━━━━━ EXERCISE DATA ━━━━━

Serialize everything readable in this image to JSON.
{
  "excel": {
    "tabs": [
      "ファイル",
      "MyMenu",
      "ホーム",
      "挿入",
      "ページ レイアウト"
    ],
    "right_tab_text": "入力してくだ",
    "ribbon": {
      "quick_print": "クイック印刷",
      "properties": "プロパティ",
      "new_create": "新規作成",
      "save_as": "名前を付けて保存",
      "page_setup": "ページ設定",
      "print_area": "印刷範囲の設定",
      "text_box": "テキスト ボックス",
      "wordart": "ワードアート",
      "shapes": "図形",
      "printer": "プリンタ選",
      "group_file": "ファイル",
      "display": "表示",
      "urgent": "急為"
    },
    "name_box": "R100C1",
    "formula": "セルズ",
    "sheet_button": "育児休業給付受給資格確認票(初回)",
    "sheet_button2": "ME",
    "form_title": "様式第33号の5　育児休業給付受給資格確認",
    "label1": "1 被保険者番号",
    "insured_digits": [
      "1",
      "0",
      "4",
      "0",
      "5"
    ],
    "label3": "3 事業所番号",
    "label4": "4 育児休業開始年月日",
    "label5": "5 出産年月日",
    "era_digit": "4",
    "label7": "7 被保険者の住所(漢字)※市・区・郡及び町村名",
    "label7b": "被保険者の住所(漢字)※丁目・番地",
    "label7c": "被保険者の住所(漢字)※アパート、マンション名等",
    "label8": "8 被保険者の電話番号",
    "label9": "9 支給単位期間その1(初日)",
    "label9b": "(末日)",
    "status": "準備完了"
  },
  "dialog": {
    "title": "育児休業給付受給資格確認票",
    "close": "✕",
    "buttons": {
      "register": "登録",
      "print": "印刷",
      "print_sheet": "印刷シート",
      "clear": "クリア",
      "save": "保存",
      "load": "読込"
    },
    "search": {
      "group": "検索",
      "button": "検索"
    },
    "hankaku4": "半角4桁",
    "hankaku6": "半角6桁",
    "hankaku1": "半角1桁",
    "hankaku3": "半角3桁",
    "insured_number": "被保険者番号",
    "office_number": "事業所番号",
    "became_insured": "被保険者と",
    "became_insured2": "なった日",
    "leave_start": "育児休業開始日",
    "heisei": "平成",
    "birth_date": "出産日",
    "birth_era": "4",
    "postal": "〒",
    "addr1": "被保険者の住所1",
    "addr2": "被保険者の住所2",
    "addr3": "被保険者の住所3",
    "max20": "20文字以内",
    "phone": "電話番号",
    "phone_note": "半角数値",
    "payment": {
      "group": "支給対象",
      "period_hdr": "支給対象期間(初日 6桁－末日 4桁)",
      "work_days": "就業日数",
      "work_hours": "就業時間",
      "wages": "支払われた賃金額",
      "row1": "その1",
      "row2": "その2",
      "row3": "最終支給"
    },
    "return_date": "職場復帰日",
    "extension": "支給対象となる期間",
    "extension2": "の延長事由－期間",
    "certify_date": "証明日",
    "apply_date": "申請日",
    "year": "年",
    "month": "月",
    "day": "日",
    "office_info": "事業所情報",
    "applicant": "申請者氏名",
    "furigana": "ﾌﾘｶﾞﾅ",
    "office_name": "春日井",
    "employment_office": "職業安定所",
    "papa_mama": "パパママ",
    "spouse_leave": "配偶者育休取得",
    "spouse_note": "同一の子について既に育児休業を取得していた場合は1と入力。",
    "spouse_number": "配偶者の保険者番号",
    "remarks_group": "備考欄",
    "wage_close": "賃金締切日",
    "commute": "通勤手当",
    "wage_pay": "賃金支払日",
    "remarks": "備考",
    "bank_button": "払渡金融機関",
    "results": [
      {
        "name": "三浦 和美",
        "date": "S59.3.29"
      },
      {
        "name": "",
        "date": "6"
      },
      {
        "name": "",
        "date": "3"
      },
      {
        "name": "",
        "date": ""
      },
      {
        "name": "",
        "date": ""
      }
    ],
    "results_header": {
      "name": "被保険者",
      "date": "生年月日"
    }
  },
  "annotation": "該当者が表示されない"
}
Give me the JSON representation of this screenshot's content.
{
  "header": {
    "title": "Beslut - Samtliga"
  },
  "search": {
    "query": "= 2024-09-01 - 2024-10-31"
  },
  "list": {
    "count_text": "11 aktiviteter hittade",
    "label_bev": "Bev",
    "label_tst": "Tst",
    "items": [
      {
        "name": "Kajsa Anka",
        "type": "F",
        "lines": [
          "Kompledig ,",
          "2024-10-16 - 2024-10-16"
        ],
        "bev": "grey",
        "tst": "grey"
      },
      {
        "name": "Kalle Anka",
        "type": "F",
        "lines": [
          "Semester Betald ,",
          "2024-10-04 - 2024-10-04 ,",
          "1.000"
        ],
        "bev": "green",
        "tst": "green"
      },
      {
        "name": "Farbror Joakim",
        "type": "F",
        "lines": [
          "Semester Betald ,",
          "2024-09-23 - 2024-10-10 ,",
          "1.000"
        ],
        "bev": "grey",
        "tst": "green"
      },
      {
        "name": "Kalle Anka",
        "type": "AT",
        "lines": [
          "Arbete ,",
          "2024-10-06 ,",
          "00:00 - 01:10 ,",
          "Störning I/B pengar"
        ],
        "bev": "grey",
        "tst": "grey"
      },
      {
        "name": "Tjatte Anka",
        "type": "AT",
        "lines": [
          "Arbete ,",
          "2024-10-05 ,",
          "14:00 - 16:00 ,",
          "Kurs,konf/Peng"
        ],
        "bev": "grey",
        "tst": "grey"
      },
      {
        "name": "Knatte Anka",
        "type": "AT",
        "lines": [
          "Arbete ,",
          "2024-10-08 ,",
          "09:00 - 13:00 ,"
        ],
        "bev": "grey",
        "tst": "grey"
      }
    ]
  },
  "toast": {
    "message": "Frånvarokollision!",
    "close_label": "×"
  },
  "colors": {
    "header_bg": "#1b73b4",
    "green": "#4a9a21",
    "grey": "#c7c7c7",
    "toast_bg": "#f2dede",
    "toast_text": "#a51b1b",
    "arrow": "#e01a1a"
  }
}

━━━━━

▶ _WRITTEN EXERCISE_:
Every entry above needs to be quoted exactly.

▶ _RESULT BELOW_:
Serialize everything readable in this image to JSON.
{
  "excel": {
    "tabs": [
      "ファイル",
      "MyMenu",
      "ホーム",
      "挿入",
      "ページ レイアウト"
    ],
    "right_tab_text": "入力してくだ",
    "ribbon": {
      "quick_print": "クイック印刷",
      "properties": "プロパティ",
      "new_create": "新規作成",
      "save_as": "名前を付けて保存",
      "page_setup": "ページ設定",
      "print_area": "印刷範囲の設定",
      "text_box": "テキスト ボックス",
      "wordart": "ワードアート",
      "shapes": "図形",
      "printer": "プリンタ選",
      "group_file": "ファイル",
      "display": "表示",
      "urgent": "急為"
    },
    "name_box": "R100C1",
    "formula": "セルズ",
    "sheet_button": "育児休業給付受給資格確認票(初回)",
    "sheet_button2": "ME",
    "form_title": "様式第33号の5　育児休業給付受給資格確認",
    "label1": "1 被保険者番号",
    "insured_digits": [
      "1",
      "0",
      "4",
      "0",
      "5"
    ],
    "label3": "3 事業所番号",
    "label4": "4 育児休業開始年月日",
    "label5": "5 出産年月日",
    "era_digit": "4",
    "label7": "7 被保険者の住所(漢字)※市・区・郡及び町村名",
    "label7b": "被保険者の住所(漢字)※丁目・番地",
    "label7c": "被保険者の住所(漢字)※アパート、マンション名等",
    "label8": "8 被保険者の電話番号",
    "label9": "9 支給単位期間その1(初日)",
    "label9b": "(末日)",
    "status": "準備完了"
  },
  "dialog": {
    "title": "育児休業給付受給資格確認票",
    "close": "✕",
    "buttons": {
      "register": "登録",
      "print": "印刷",
      "print_sheet": "印刷シート",
      "clear": "クリア",
      "save": "保存",
      "load": "読込"
    },
    "search": {
      "group": "検索",
      "button": "検索"
    },
    "hankaku4": "半角4桁",
    "hankaku6": "半角6桁",
    "hankaku1": "半角1桁",
    "hankaku3": "半角3桁",
    "insured_number": "被保険者番号",
    "office_number": "事業所番号",
    "became_insured": "被保険者と",
    "became_insured2": "なった日",
    "leave_start": "育児休業開始日",
    "heisei": "平成",
    "birth_date": "出産日",
    "birth_era": "4",
    "postal": "〒",
    "addr1": "被保険者の住所1",
    "addr2": "被保険者の住所2",
    "addr3": "被保険者の住所3",
    "max20": "20文字以内",
    "phone": "電話番号",
    "phone_note": "半角数値",
    "payment": {
      "group": "支給対象",
      "period_hdr": "支給対象期間(初日 6桁－末日 4桁)",
      "work_days": "就業日数",
      "work_hours": "就業時間",
      "wages": "支払われた賃金額",
      "row1": "その1",
      "row2": "その2",
      "row3": "最終支給"
    },
    "return_date": "職場復帰日",
    "extension": "支給対象となる期間",
    "extension2": "の延長事由－期間",
    "certify_date": "証明日",
    "apply_date": "申請日",
    "year": "年",
    "month": "月",
    "day": "日",
    "office_info": "事業所情報",
    "applicant": "申請者氏名",
    "furigana": "ﾌﾘｶﾞﾅ",
    "office_name": "春日井",
    "employment_office": "職業安定所",
    "papa_mama": "パパママ",
    "spouse_leave": "配偶者育休取得",
    "spouse_note": "同一の子について既に育児休業を取得していた場合は1と入力。",
    "spouse_number": "配偶者の保険者番号",
    "remarks_group": "備考欄",
    "wage_close": "賃金締切日",
    "commute": "通勤手当",
    "wage_pay": "賃金支払日",
    "remarks": "備考",
    "bank_button": "払渡金融機関",
    "results": [
      {
        "name": "三浦 和美",
        "date": "S59.3.29"
      },
      {
        "name": "",
        "date": "6"
      },
      {
        "name": "",
        "date": "3"
      },
      {
        "name": "",
        "date": ""
      },
      {
        "name": "",
        "date": ""
      }
    ],
    "results_header": {
      "name": "被保険者",
      "date": "生年月日"
    }
  },
  "annotation": "該当者が表示されない"
}
Give me the JSON representation of this screenshot's content.
{
  "header": {
    "title": "Beslut - Samtliga"
  },
  "search": {
    "query": "= 2024-09-01 - 2024-10-31"
  },
  "list": {
    "count_text": "11 aktiviteter hittade",
    "label_bev": "Bev",
    "label_tst": "Tst",
    "items": [
      {
        "name": "Kajsa Anka",
        "type": "F",
        "lines": [
          "Kompledig ,",
          "2024-10-16 - 2024-10-16"
        ],
        "bev": "grey",
        "tst": "grey"
      },
      {
        "name": "Kalle Anka",
        "type": "F",
        "lines": [
          "Semester Betald ,",
          "2024-10-04 - 2024-10-04 ,",
          "1.000"
        ],
        "bev": "green",
        "tst": "green"
      },
      {
        "name": "Farbror Joakim",
        "type": "F",
        "lines": [
          "Semester Betald ,",
          "2024-09-23 - 2024-10-10 ,",
          "1.000"
        ],
        "bev": "grey",
        "tst": "green"
      },
      {
        "name": "Kalle Anka",
        "type": "AT",
        "lines": [
          "Arbete ,",
          "2024-10-06 ,",
          "00:00 - 01:10 ,",
          "Störning I/B pengar"
        ],
        "bev": "grey",
        "tst": "grey"
      },
      {
        "name": "Tjatte Anka",
        "type": "AT",
        "lines": [
          "Arbete ,",
          "2024-10-05 ,",
          "14:00 - 16:00 ,",
          "Kurs,konf/Peng"
        ],
        "bev": "grey",
        "tst": "grey"
      },
      {
        "name": "Knatte Anka",
        "type": "AT",
        "lines": [
          "Arbete ,",
          "2024-10-08 ,",
          "09:00 - 13:00 ,"
        ],
        "bev": "grey",
        "tst": "grey"
      }
    ]
  },
  "toast": {
    "message": "Frånvarokollision!",
    "close_label": "×"
  },
  "colors": {
    "header_bg": "#1b73b4",
    "green": "#4a9a21",
    "grey": "#c7c7c7",
    "toast_bg": "#f2dede",
    "toast_text": "#a51b1b",
    "arrow": "#e01a1a"
  }
}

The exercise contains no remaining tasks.